• **GIVEN REQUEST**: Whenever a line contains the string "Save", copy it out of the entries.
─── STORED DATA
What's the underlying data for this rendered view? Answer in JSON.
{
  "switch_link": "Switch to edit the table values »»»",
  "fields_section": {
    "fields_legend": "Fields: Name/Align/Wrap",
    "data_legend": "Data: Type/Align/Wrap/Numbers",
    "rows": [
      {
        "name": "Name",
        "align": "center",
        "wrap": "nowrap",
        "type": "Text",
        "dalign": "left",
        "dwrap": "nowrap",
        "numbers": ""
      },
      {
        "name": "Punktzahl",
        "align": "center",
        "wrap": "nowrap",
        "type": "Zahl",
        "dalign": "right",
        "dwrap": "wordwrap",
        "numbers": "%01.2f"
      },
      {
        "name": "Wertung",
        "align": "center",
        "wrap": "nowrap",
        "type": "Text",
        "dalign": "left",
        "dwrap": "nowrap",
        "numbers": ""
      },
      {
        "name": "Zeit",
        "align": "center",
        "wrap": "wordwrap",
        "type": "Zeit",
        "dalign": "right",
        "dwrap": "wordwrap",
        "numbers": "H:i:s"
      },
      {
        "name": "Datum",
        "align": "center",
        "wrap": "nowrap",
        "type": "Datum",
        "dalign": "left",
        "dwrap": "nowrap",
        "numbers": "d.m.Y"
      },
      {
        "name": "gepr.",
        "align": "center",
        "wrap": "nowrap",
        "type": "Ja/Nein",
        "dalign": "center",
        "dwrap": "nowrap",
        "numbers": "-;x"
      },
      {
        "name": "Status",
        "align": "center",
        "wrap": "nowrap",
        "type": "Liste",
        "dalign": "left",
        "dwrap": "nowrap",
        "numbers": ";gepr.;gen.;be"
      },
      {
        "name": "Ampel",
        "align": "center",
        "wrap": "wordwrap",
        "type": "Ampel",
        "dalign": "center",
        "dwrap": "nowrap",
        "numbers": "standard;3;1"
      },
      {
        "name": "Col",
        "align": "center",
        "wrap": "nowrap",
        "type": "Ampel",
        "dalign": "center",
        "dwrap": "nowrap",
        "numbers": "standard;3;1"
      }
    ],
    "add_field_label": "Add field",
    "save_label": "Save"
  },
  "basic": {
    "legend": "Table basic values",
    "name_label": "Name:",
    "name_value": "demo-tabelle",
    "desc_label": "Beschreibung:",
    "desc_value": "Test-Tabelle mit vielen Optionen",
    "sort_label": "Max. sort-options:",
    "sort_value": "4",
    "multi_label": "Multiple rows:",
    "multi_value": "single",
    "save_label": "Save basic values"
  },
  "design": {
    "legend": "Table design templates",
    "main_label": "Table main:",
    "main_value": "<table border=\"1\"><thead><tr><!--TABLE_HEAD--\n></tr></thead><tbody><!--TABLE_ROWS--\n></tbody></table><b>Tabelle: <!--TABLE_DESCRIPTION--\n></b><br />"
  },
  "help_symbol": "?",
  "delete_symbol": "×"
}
──────
• **RESPONSE TO THE EXERCISE**:
    "save_label": "Save"
    "save_label": "Save basic values"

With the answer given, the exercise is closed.